## Requirement
Can all of these lines be returned exactly?

## Records for the task
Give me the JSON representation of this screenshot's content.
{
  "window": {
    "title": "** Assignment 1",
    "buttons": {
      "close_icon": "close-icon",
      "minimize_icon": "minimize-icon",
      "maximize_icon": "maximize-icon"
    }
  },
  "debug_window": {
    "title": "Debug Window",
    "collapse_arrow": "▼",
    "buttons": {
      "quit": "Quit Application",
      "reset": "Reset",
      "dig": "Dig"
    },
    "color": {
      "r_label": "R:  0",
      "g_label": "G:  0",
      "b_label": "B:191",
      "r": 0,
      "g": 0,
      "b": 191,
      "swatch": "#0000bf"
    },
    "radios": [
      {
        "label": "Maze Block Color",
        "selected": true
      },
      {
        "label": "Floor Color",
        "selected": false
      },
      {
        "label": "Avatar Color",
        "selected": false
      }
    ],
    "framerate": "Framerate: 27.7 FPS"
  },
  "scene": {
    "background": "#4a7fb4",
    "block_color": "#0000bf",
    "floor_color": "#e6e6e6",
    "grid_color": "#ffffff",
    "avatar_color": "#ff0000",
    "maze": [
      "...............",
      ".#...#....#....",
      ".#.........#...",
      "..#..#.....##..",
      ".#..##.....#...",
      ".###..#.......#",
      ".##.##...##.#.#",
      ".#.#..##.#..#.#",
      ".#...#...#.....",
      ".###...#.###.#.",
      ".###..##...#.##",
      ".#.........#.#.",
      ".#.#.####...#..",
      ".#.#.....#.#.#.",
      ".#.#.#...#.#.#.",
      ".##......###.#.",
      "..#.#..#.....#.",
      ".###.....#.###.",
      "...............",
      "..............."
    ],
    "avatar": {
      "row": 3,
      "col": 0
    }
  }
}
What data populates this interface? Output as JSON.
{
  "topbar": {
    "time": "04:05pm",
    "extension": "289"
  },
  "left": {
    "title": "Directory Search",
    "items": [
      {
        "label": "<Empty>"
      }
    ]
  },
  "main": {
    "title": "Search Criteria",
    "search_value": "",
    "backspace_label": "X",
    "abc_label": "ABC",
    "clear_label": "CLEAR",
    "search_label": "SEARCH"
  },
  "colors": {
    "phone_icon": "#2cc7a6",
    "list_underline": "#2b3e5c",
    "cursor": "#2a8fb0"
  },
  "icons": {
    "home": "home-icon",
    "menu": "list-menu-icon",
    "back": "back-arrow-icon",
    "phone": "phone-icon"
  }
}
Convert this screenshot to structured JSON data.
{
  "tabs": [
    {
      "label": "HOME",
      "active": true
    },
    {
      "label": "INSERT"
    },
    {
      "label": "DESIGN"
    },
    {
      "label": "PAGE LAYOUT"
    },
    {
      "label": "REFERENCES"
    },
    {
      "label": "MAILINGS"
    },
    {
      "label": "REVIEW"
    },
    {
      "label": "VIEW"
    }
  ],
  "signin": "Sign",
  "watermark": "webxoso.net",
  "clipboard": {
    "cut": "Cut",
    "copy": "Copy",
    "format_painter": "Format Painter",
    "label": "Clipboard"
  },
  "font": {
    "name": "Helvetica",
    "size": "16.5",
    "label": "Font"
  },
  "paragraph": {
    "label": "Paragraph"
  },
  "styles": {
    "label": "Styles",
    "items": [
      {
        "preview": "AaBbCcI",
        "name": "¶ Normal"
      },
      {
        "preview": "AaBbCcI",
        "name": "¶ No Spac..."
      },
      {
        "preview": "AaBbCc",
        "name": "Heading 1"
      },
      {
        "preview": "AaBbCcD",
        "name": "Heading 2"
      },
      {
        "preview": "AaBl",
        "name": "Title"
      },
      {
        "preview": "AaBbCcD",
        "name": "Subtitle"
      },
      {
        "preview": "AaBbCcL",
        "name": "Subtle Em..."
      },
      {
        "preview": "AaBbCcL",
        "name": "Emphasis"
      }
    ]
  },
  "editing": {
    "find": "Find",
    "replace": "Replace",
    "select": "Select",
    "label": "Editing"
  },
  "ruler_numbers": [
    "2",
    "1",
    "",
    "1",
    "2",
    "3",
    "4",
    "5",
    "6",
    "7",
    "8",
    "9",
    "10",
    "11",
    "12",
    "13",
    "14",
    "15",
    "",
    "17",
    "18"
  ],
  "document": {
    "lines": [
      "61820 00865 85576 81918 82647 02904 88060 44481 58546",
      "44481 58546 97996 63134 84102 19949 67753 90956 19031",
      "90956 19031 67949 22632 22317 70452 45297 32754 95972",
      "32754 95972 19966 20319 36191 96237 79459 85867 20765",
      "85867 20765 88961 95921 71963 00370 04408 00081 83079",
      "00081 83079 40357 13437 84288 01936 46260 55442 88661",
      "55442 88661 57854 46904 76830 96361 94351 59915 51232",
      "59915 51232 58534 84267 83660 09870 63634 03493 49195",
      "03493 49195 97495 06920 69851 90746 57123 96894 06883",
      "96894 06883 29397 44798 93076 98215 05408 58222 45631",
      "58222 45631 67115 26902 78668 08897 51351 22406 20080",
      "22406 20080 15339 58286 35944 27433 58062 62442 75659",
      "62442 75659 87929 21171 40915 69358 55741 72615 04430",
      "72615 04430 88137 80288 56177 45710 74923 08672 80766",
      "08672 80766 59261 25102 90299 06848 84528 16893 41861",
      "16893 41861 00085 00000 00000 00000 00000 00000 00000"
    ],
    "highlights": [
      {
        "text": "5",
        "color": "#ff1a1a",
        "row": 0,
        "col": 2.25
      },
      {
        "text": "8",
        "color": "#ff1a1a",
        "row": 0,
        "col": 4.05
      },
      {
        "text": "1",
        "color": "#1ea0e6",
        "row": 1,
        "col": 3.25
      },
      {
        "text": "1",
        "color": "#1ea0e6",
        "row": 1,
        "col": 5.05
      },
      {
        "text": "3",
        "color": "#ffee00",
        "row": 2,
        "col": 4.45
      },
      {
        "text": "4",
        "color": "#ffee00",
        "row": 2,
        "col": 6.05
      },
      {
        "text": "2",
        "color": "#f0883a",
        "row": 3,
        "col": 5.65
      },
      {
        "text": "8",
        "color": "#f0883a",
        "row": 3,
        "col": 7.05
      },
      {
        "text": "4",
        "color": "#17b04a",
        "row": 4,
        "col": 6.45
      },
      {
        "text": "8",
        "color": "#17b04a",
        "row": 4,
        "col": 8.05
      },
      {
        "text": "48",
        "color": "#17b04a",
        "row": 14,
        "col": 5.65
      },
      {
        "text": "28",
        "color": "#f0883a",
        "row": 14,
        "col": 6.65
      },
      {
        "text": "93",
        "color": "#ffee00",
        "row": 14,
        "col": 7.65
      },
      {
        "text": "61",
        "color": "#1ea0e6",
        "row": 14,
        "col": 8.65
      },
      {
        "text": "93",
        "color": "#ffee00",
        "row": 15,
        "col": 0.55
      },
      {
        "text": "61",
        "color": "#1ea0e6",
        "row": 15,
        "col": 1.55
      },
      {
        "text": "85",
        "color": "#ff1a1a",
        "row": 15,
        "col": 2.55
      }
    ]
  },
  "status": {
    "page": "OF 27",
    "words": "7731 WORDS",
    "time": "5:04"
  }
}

## Solved exercise
Give me the JSON representation of this screenshot's content.
{
  "window": {
    "title": "** Assignment 1",
    "buttons": {
      "close_icon": "close-icon",
      "minimize_icon": "minimize-icon",
      "maximize_icon": "maximize-icon"
    }
  },
  "debug_window": {
    "title": "Debug Window",
    "collapse_arrow": "▼",
    "buttons": {
      "quit": "Quit Application",
      "reset": "Reset",
      "dig": "Dig"
    },
    "color": {
      "r_label": "R:  0",
      "g_label": "G:  0",
      "b_label": "B:191",
      "r": 0,
      "g": 0,
      "b": 191,
      "swatch": "#0000bf"
    },
    "radios": [
      {
        "label": "Maze Block Color",
        "selected": true
      },
      {
        "label": "Floor Color",
        "selected": false
      },
      {
        "label": "Avatar Color",
        "selected": false
      }
    ],
    "framerate": "Framerate: 27.7 FPS"
  },
  "scene": {
    "background": "#4a7fb4",
    "block_color": "#0000bf",
    "floor_color": "#e6e6e6",
    "grid_color": "#ffffff",
    "avatar_color": "#ff0000",
    "maze": [
      "...............",
      ".#...#....#....",
      ".#.........#...",
      "..#..#.....##..",
      ".#..##.....#...",
      ".###..#.......#",
      ".##.##...##.#.#",
      ".#.#..##.#..#.#",
      ".#...#...#.....",
      ".###...#.###.#.",
      ".###..##...#.##",
      ".#.........#.#.",
      ".#.#.####...#..",
      ".#.#.....#.#.#.",
      ".#.#.#...#.#.#.",
      ".##......###.#.",
      "..#.#..#.....#.",
      ".###.....#.###.",
      "...............",
      "..............."
    ],
    "avatar": {
      "row": 3,
      "col": 0
    }
  }
}
What data populates this interface? Output as JSON.
{
  "topbar": {
    "time": "04:05pm",
    "extension": "289"
  },
  "left": {
    "title": "Directory Search",
    "items": [
      {
        "label": "<Empty>"
      }
    ]
  },
  "main": {
    "title": "Search Criteria",
    "search_value": "",
    "backspace_label": "X",
    "abc_label": "ABC",
    "clear_label": "CLEAR",
    "search_label": "SEARCH"
  },
  "colors": {
    "phone_icon": "#2cc7a6",
    "list_underline": "#2b3e5c",
    "cursor": "#2a8fb0"
  },
  "icons": {
    "home": "home-icon",
    "menu": "list-menu-icon",
    "back": "back-arrow-icon",
    "phone": "phone-icon"
  }
}
Convert this screenshot to structured JSON data.
{
  "tabs": [
    {
      "label": "HOME",
      "active": true
    },
    {
      "label": "INSERT"
    },
    {
      "label": "DESIGN"
    },
    {
      "label": "PAGE LAYOUT"
    },
    {
      "label": "REFERENCES"
    },
    {
      "label": "MAILINGS"
    },
    {
      "label": "REVIEW"
    },
    {
      "label": "VIEW"
    }
  ],
  "signin": "Sign",
  "watermark": "webxoso.net",
  "clipboard": {
    "cut": "Cut",
    "copy": "Copy",
    "format_painter": "Format Painter",
    "label": "Clipboard"
  },
  "font": {
    "name": "Helvetica",
    "size": "16.5",
    "label": "Font"
  },
  "paragraph": {
    "label": "Paragraph"
  },
  "styles": {
    "label": "Styles",
    "items": [
      {
        "preview": "AaBbCcI",
        "name": "¶ Normal"
      },
      {
        "preview": "AaBbCcI",
        "name": "¶ No Spac..."
      },
      {
        "preview": "AaBbCc",
        "name": "Heading 1"
      },
      {
        "preview": "AaBbCcD",
        "name": "Heading 2"
      },
      {
        "preview": "AaBl",
        "name": "Title"
      },
      {
        "preview": "AaBbCcD",
        "name": "Subtitle"
      },
      {
        "preview": "AaBbCcL",
        "name": "Subtle Em..."
      },
      {
        "preview": "AaBbCcL",
        "name": "Emphasis"
      }
    ]
  },
  "editing": {
    "find": "Find",
    "replace": "Replace",
    "select": "Select",
    "label": "Editing"
  },
  "ruler_numbers": [
    "2",
    "1",
    "",
    "1",
    "2",
    "3",
    "4",
    "5",
    "6",
    "7",
    "8",
    "9",
    "10",
    "11",
    "12",
    "13",
    "14",
    "15",
    "",
    "17",
    "18"
  ],
  "document": {
    "lines": [
      "61820 00865 85576 81918 82647 02904 88060 44481 58546",
      "44481 58546 97996 63134 84102 19949 67753 90956 19031",
      "90956 19031 67949 22632 22317 70452 45297 32754 95972",
      "32754 95972 19966 20319 36191 96237 79459 85867 20765",
      "85867 20765 88961 95921 71963 00370 04408 00081 83079",
      "00081 83079 40357 13437 84288 01936 46260 55442 88661",
      "55442 88661 57854 46904 76830 96361 94351 59915 51232",
      "59915 51232 58534 84267 83660 09870 63634 03493 49195",
      "03493 49195 97495 06920 69851 90746 57123 96894 06883",
      "96894 06883 29397 44798 93076 98215 05408 58222 45631",
      "58222 45631 67115 26902 78668 08897 51351 22406 20080",
      "22406 20080 15339 58286 35944 27433 58062 62442 75659",
      "62442 75659 87929 21171 40915 69358 55741 72615 04430",
      "72615 04430 88137 80288 56177 45710 74923 08672 80766",
      "08672 80766 59261 25102 90299 06848 84528 16893 41861",
      "16893 41861 00085 00000 00000 00000 00000 00000 00000"
    ],
    "highlights": [
      {
        "text": "5",
        "color": "#ff1a1a",
        "row": 0,
        "col": 2.25
      },
      {
        "text": "8",
        "color": "#ff1a1a",
        "row": 0,
        "col": 4.05
      },
      {
        "text": "1",
        "color": "#1ea0e6",
        "row": 1,
        "col": 3.25
      },
      {
        "text": "1",
        "color": "#1ea0e6",
        "row": 1,
        "col": 5.05
      },
      {
        "text": "3",
        "color": "#ffee00",
        "row": 2,
        "col": 4.45
      },
      {
        "text": "4",
        "color": "#ffee00",
        "row": 2,
        "col": 6.05
      },
      {
        "text": "2",
        "color": "#f0883a",
        "row": 3,
        "col": 5.65
      },
      {
        "text": "8",
        "color": "#f0883a",
        "row": 3,
        "col": 7.05
      },
      {
        "text": "4",
        "color": "#17b04a",
        "row": 4,
        "col": 6.45
      },
      {
        "text": "8",
        "color": "#17b04a",
        "row": 4,
        "col": 8.05
      },
      {
        "text": "48",
        "color": "#17b04a",
        "row": 14,
        "col": 5.65
      },
      {
        "text": "28",
        "color": "#f0883a",
        "row": 14,
        "col": 6.65
      },
      {
        "text": "93",
        "color": "#ffee00",
        "row": 14,
        "col": 7.65
      },
      {
        "text": "61",
        "color": "#1ea0e6",
        "row": 14,
        "col": 8.65
      },
      {
        "text": "93",
        "color": "#ffee00",
        "row": 15,
        "col": 0.55
      },
      {
        "text": "61",
        "color": "#1ea0e6",
        "row": 15,
        "col": 1.55
      },
      {
        "text": "85",
        "color": "#ff1a1a",
        "row": 15,
        "col": 2.55
      }
    ]
  },
  "status": {
    "page": "OF 27",
    "words": "7731 WORDS",
    "time": "5:04"
  }
}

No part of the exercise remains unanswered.